Given exercise:
Report each line of the entries below that contains the word "Select", copying the lines unchanged.

(Data records)
★ ★ ★ ★ ★

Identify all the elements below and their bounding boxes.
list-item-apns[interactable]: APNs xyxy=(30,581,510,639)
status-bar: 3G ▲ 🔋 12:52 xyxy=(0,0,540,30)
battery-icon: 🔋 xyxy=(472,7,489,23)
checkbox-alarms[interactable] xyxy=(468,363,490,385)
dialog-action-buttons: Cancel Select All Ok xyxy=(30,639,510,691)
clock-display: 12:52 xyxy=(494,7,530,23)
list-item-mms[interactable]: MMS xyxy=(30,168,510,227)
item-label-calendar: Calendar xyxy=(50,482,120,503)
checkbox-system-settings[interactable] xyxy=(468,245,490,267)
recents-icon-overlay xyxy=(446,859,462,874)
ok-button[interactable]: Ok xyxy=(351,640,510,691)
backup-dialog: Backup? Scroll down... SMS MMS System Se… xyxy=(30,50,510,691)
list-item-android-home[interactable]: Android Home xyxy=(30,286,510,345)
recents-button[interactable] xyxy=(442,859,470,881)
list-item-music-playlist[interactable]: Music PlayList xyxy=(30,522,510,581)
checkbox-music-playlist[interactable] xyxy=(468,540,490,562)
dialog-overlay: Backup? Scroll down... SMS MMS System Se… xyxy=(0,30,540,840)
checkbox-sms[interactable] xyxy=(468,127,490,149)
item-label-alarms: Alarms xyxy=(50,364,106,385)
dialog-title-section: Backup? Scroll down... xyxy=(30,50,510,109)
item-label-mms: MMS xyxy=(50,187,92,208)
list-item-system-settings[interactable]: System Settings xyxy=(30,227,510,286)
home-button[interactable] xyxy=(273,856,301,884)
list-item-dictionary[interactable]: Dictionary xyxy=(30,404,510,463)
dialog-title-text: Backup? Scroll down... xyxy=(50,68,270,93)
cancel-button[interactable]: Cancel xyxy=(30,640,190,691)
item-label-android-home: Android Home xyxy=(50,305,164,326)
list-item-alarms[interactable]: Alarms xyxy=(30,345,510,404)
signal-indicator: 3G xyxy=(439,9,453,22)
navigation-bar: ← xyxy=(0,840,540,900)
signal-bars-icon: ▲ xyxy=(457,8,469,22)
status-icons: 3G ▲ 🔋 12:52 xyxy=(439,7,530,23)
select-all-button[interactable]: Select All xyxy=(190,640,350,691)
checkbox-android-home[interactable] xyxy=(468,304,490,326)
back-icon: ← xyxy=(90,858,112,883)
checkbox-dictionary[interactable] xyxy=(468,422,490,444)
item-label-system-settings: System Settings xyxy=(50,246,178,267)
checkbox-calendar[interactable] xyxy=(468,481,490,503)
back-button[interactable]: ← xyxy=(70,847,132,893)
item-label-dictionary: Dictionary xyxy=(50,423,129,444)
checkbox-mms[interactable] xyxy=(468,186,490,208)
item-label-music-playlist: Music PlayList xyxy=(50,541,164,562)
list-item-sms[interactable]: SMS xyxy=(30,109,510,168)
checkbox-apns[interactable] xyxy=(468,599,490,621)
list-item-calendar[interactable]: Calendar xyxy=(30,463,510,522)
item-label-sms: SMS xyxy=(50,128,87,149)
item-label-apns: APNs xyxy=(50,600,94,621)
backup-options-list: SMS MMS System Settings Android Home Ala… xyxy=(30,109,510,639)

★ ★ ★ ★ ★

Task output:
dialog-action-buttons: Cancel Select All Ok xyxy=(30,639,510,691)
select-all-button[interactable]: Select All xyxy=(190,640,350,691)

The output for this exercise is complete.